- THE PROBLEM
Return the entries below verbatim. Pictures stay out.

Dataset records

===

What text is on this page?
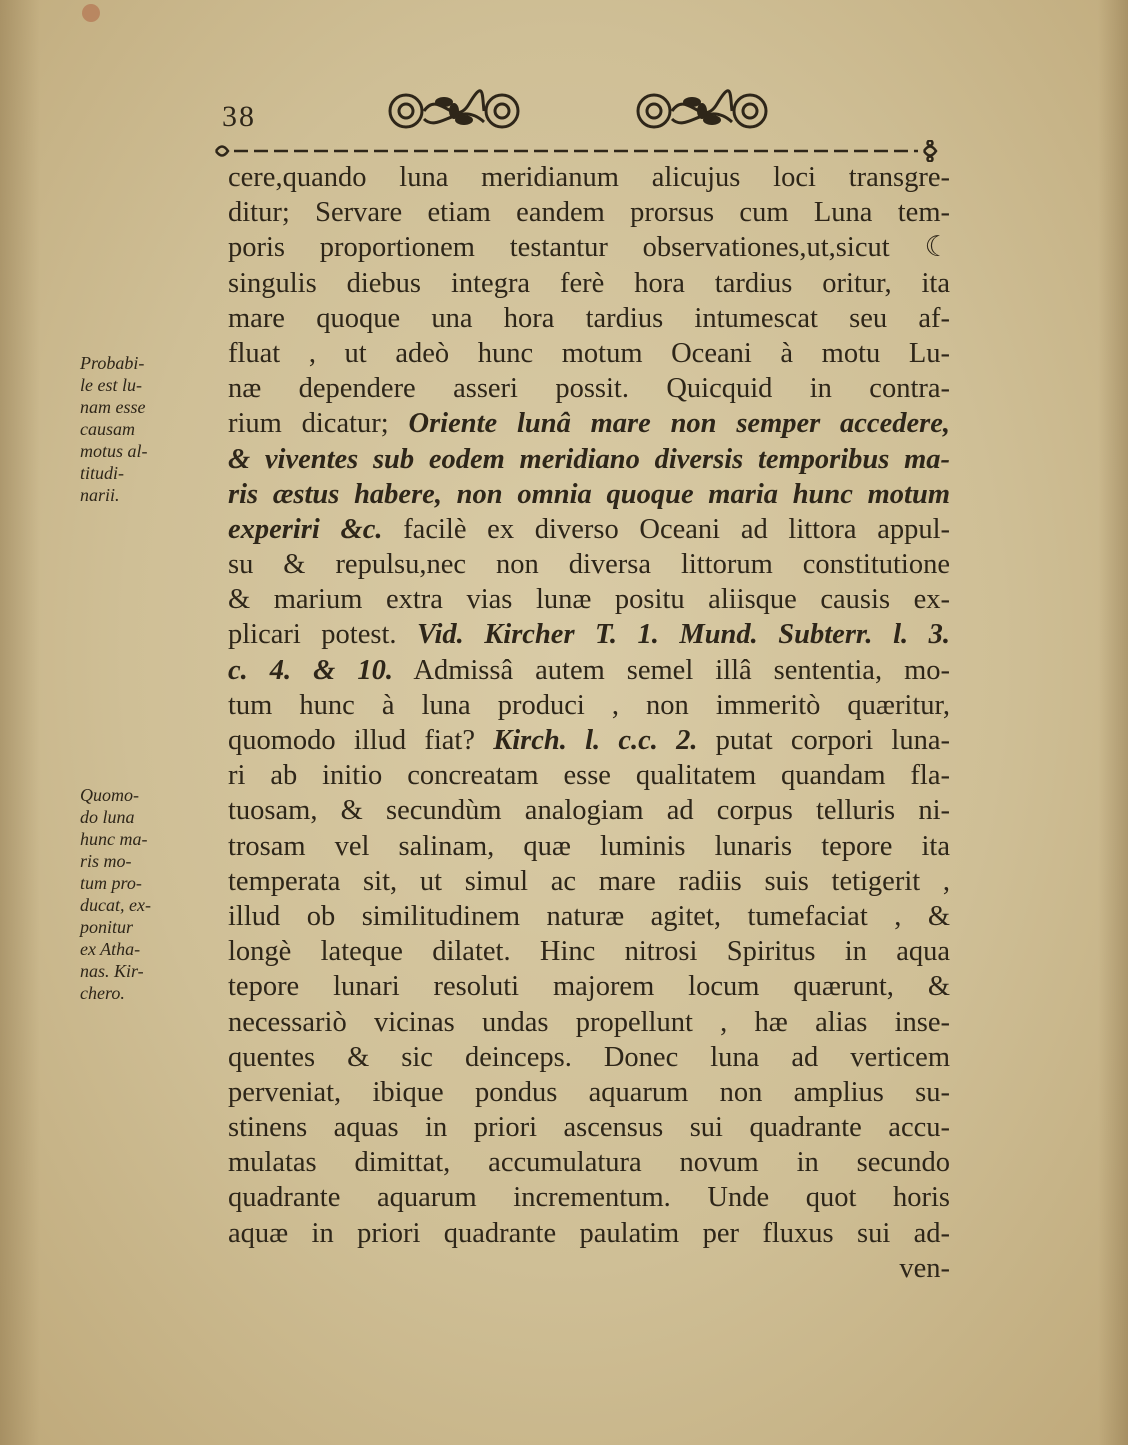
38
cere,quando luna meridianum alicujus loci transgre-
ditur; Servare etiam eandem prorsus cum Luna tem-
poris proportionem testantur observationes,ut,sicut ☾
singulis diebus integra ferè hora tardius oritur, ita
mare quoque una hora tardius intumescat seu af-
fluat , ut adeò hunc motum Oceani à motu Lu-
næ dependere asseri possit. Quicquid in contra-
rium dicatur; Oriente lunâ mare non semper accedere,
& viventes sub eodem meridiano diversis temporibus ma-
ris æstus habere, non omnia quoque maria hunc motum
experiri &c. facilè ex diverso Oceani ad littora appul-
su & repulsu,nec non diversa littorum constitutione
& marium extra vias lunæ positu aliisque causis ex-
plicari potest. Vid. Kircher T. 1. Mund. Subterr. l. 3.
c. 4. & 10. Admissâ autem semel illâ sententia, mo-
tum hunc à luna produci , non immeritò quæritur,
quomodo illud fiat? Kirch. l. c.c. 2. putat corpori luna-
ri ab initio concreatam esse qualitatem quandam fla-
tuosam, & secundùm analogiam ad corpus telluris ni-
trosam vel salinam, quæ luminis lunaris tepore ita
temperata sit, ut simul ac mare radiis suis tetigerit ,
illud ob similitudinem naturæ agitet, tumefaciat , &
longè lateque dilatet. Hinc nitrosi Spiritus in aqua
tepore lunari resoluti majorem locum quærunt, &
necessariò vicinas undas propellunt , hæ alias inse-
quentes & sic deinceps. Donec luna ad verticem
perveniat, ibique pondus aquarum non amplius su-
stinens aquas in priori ascensus sui quadrante accu-
mulatas dimittat, accumulatura novum in secundo
quadrante aquarum incrementum. Unde quot horis
aquæ in priori quadrante paulatim per fluxus sui ad-
ven-
Probabi-
le est lu-
nam esse
causam
motus al-
titudi-
narii.
Quomo-
do luna
hunc ma-
ris mo-
tum pro-
ducat, ex-
ponitur
ex Atha-
nas. Kir-
chero.
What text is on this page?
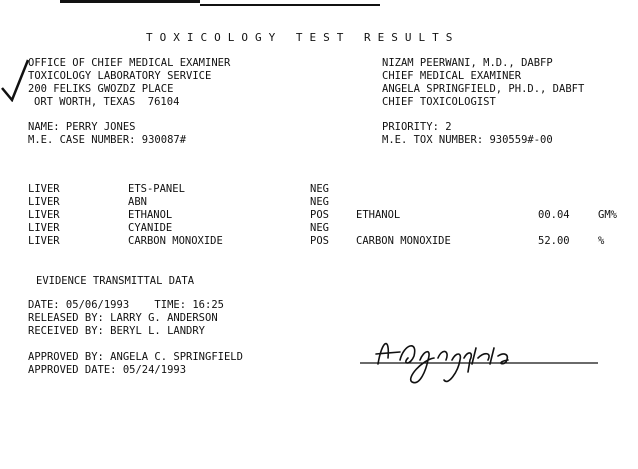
TOXICOLOGY TEST RESULTS
OFFICE OF CHIEF MEDICAL EXAMINER
TOXICOLOGY LABORATORY SERVICE
200 FELIKS GWOZDZ PLACE
ORT WORTH, TEXAS  76104
NIZAM PEERWANI, M.D., DABFP
CHIEF MEDICAL EXAMINER
ANGELA SPRINGFIELD, PH.D., DABFT
CHIEF TOXICOLOGIST
NAME: PERRY JONES
M.E. CASE NUMBER: 930087#
PRIORITY: 2
M.E. TOX NUMBER: 930559#-00
LIVER	ETS-PANEL	NEG
LIVER	ABN	NEG
LIVER	ETHANOL	POS	ETHANOL	00.04	GM%
LIVER	CYANIDE	NEG
LIVER	CARBON MONOXIDE	POS	CARBON MONOXIDE	52.00	%
EVIDENCE TRANSMITTAL DATA
DATE: 05/06/1993    TIME: 16:25
RELEASED BY: LARRY G. ANDERSON
RECEIVED BY: BERYL L. LANDRY
APPROVED BY: ANGELA C. SPRINGFIELD
APPROVED DATE: 05/24/1993
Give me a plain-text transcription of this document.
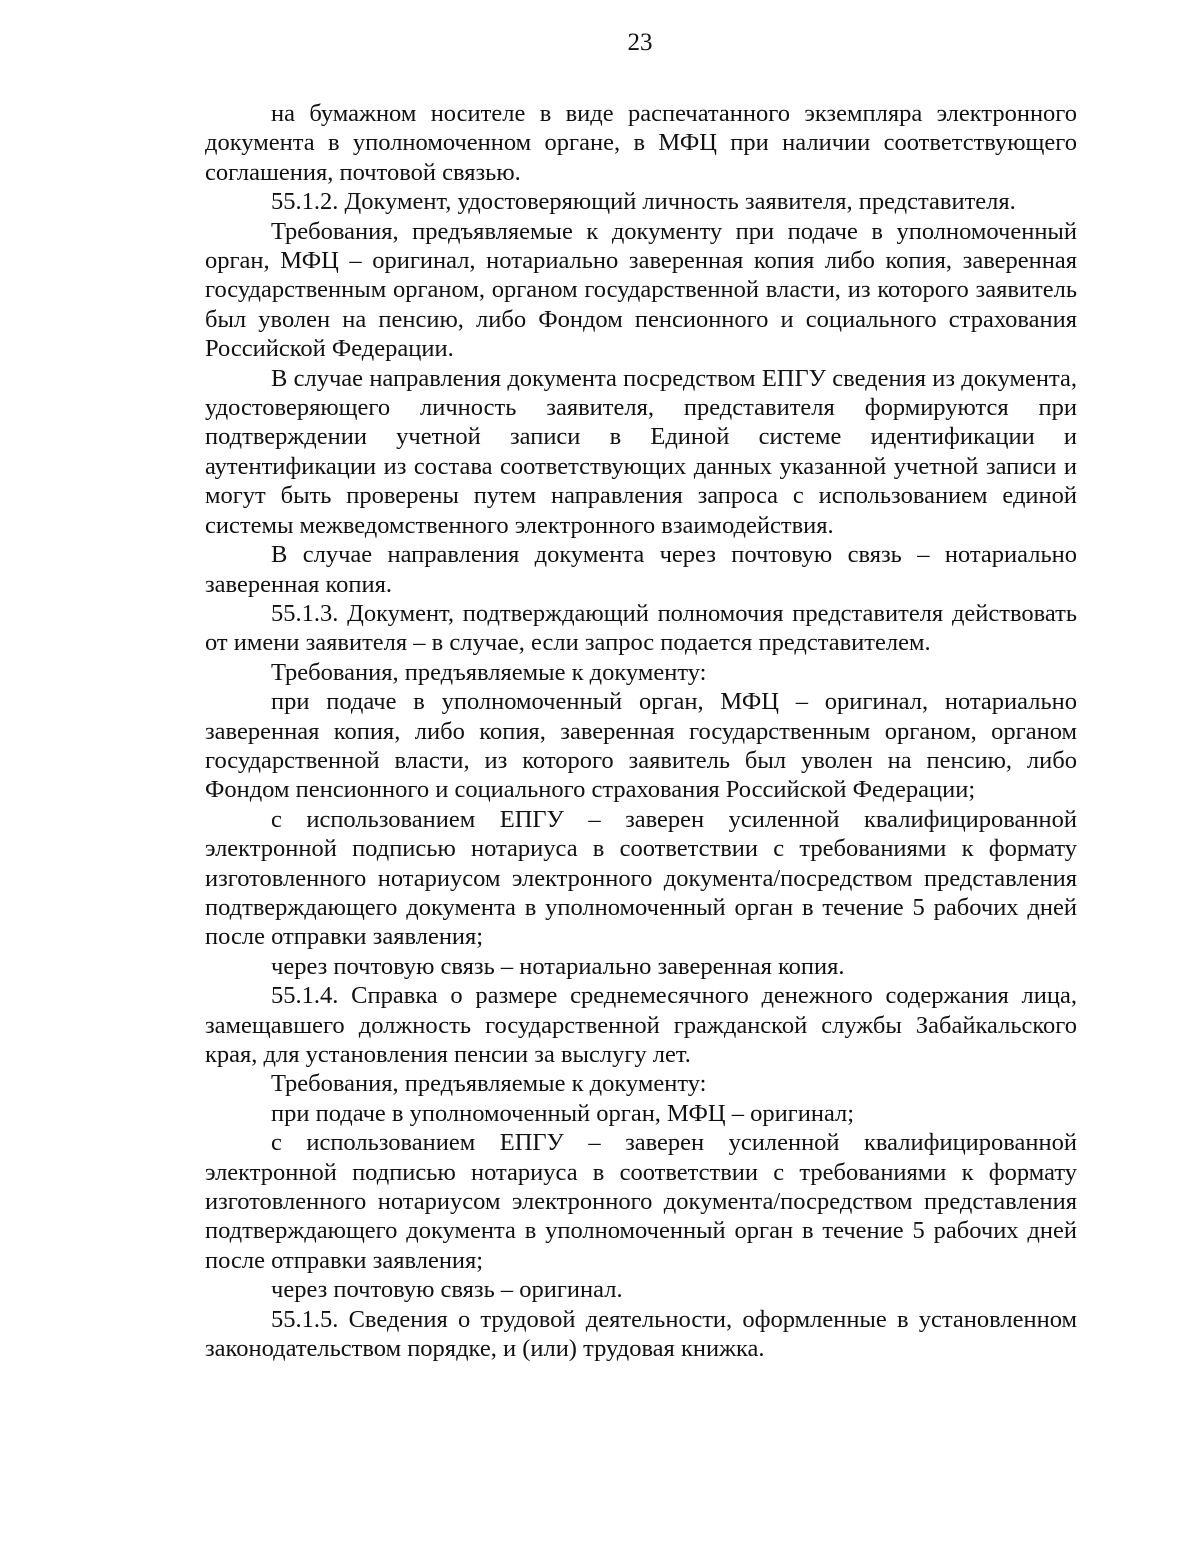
23

на бумажном носителе в виде распечатанного экземпляра электронного документа в уполномоченном органе, в МФЦ при наличии соответствующего соглашения, почтовой связью.

55.1.2. Документ, удостоверяющий личность заявителя, представителя.

Требования, предъявляемые к документу при подаче в уполномоченный орган, МФЦ – оригинал, нотариально заверенная копия либо копия, заверенная государственным органом, органом государственной власти, из которого заявитель был уволен на пенсию, либо Фондом пенсионного и социального страхования Российской Федерации.

В случае направления документа посредством ЕПГУ сведения из документа, удостоверяющего личность заявителя, представителя формируются при подтверждении учетной записи в Единой системе идентификации и аутентификации из состава соответствующих данных указанной учетной записи и могут быть проверены путем направления запроса с использованием единой системы межведомственного электронного взаимодействия.

В случае направления документа через почтовую связь – нотариально заверенная копия.

55.1.3. Документ, подтверждающий полномочия представителя действовать от имени заявителя – в случае, если запрос подается представителем.

Требования, предъявляемые к документу:

при подаче в уполномоченный орган, МФЦ – оригинал, нотариально заверенная копия, либо копия, заверенная государственным органом, органом государственной власти, из которого заявитель был уволен на пенсию, либо Фондом пенсионного и социального страхования Российской Федерации;

с использованием ЕПГУ – заверен усиленной квалифицированной электронной подписью нотариуса в соответствии с требованиями к формату изготовленного нотариусом электронного документа/посредством представления подтверждающего документа в уполномоченный орган в течение 5 рабочих дней после отправки заявления;

через почтовую связь – нотариально заверенная копия.

55.1.4. Справка о размере среднемесячного денежного содержания лица, замещавшего должность государственной гражданской службы Забайкальского края, для установления пенсии за выслугу лет.

Требования, предъявляемые к документу:

при подаче в уполномоченный орган, МФЦ – оригинал;

с использованием ЕПГУ – заверен усиленной квалифицированной электронной подписью нотариуса в соответствии с требованиями к формату изготовленного нотариусом электронного документа/посредством представления подтверждающего документа в уполномоченный орган в течение 5 рабочих дней после отправки заявления;

через почтовую связь – оригинал.

55.1.5. Сведения о трудовой деятельности, оформленные в установленном законодательством порядке, и (или) трудовая книжка.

===

- RESULT OF THIS TASK
What text is on this page?
38
cere,quando luna meridianum alicujus loci transgre-
ditur; Servare etiam eandem prorsus cum Luna tem-
poris proportionem testantur observationes,ut,sicut ☾
singulis diebus integra ferè hora tardius oritur, ita
mare quoque una hora tardius intumescat seu af-
fluat , ut adeò hunc motum Oceani à motu Lu-
næ dependere asseri possit. Quicquid in contra-
rium dicatur; Oriente lunâ mare non semper accedere,
& viventes sub eodem meridiano diversis temporibus ma-
ris æstus habere, non omnia quoque maria hunc motum
experiri &c. facilè ex diverso Oceani ad littora appul-
su & repulsu,nec non diversa littorum constitutione
& marium extra vias lunæ positu aliisque causis ex-
plicari potest. Vid. Kircher T. 1. Mund. Subterr. l. 3.
c. 4. & 10. Admissâ autem semel illâ sententia, mo-
tum hunc à luna produci , non immeritò quæritur,
quomodo illud fiat? Kirch. l. c.c. 2. putat corpori luna-
ri ab initio concreatam esse qualitatem quandam fla-
tuosam, & secundùm analogiam ad corpus telluris ni-
trosam vel salinam, quæ luminis lunaris tepore ita
temperata sit, ut simul ac mare radiis suis tetigerit ,
illud ob similitudinem naturæ agitet, tumefaciat , &
longè lateque dilatet. Hinc nitrosi Spiritus in aqua
tepore lunari resoluti majorem locum quærunt, &
necessariò vicinas undas propellunt , hæ alias inse-
quentes & sic deinceps. Donec luna ad verticem
perveniat, ibique pondus aquarum non amplius su-
stinens aquas in priori ascensus sui quadrante accu-
mulatas dimittat, accumulatura novum in secundo
quadrante aquarum incrementum. Unde quot horis
aquæ in priori quadrante paulatim per fluxus sui ad-
ven-
Probabi-
le est lu-
nam esse
causam
motus al-
titudi-
narii.
Quomo-
do luna
hunc ma-
ris mo-
tum pro-
ducat, ex-
ponitur
ex Atha-
nas. Kir-
chero.
What text is on this page?
TOXICOLOGY TEST RESULTS
OFFICE OF CHIEF MEDICAL EXAMINER
TOXICOLOGY LABORATORY SERVICE
200 FELIKS GWOZDZ PLACE
ORT WORTH, TEXAS  76104
NIZAM PEERWANI, M.D., DABFP
CHIEF MEDICAL EXAMINER
ANGELA SPRINGFIELD, PH.D., DABFT
CHIEF TOXICOLOGIST
NAME: PERRY JONES
M.E. CASE NUMBER: 930087#
PRIORITY: 2
M.E. TOX NUMBER: 930559#-00
LIVER	ETS-PANEL	NEG
LIVER	ABN	NEG
LIVER	ETHANOL	POS	ETHANOL	00.04	GM%
LIVER	CYANIDE	NEG
LIVER	CARBON MONOXIDE	POS	CARBON MONOXIDE	52.00	%
EVIDENCE TRANSMITTAL DATA
DATE: 05/06/1993    TIME: 16:25
RELEASED BY: LARRY G. ANDERSON
RECEIVED BY: BERYL L. LANDRY
APPROVED BY: ANGELA C. SPRINGFIELD
APPROVED DATE: 05/24/1993
Give me a plain-text transcription of this document.
23

на бумажном носителе в виде распечатанного экземпляра электронного документа в уполномоченном органе, в МФЦ при наличии соответствующего соглашения, почтовой связью.

55.1.2. Документ, удостоверяющий личность заявителя, представителя.

Требования, предъявляемые к документу при подаче в уполномоченный орган, МФЦ – оригинал, нотариально заверенная копия либо копия, заверенная государственным органом, органом государственной власти, из которого заявитель был уволен на пенсию, либо Фондом пенсионного и социального страхования Российской Федерации.

В случае направления документа посредством ЕПГУ сведения из документа, удостоверяющего личность заявителя, представителя формируются при подтверждении учетной записи в Единой системе идентификации и аутентификации из состава соответствующих данных указанной учетной записи и могут быть проверены путем направления запроса с использованием единой системы межведомственного электронного взаимодействия.

В случае направления документа через почтовую связь – нотариально заверенная копия.

55.1.3. Документ, подтверждающий полномочия представителя действовать от имени заявителя – в случае, если запрос подается представителем.

Требования, предъявляемые к документу:

при подаче в уполномоченный орган, МФЦ – оригинал, нотариально заверенная копия, либо копия, заверенная государственным органом, органом государственной власти, из которого заявитель был уволен на пенсию, либо Фондом пенсионного и социального страхования Российской Федерации;

с использованием ЕПГУ – заверен усиленной квалифицированной электронной подписью нотариуса в соответствии с требованиями к формату изготовленного нотариусом электронного документа/посредством представления подтверждающего документа в уполномоченный орган в течение 5 рабочих дней после отправки заявления;

через почтовую связь – нотариально заверенная копия.

55.1.4. Справка о размере среднемесячного денежного содержания лица, замещавшего должность государственной гражданской службы Забайкальского края, для установления пенсии за выслугу лет.

Требования, предъявляемые к документу:

при подаче в уполномоченный орган, МФЦ – оригинал;

с использованием ЕПГУ – заверен усиленной квалифицированной электронной подписью нотариуса в соответствии с требованиями к формату изготовленного нотариусом электронного документа/посредством представления подтверждающего документа в уполномоченный орган в течение 5 рабочих дней после отправки заявления;

через почтовую связь – оригинал.

55.1.5. Сведения о трудовой деятельности, оформленные в установленном законодательством порядке, и (или) трудовая книжка.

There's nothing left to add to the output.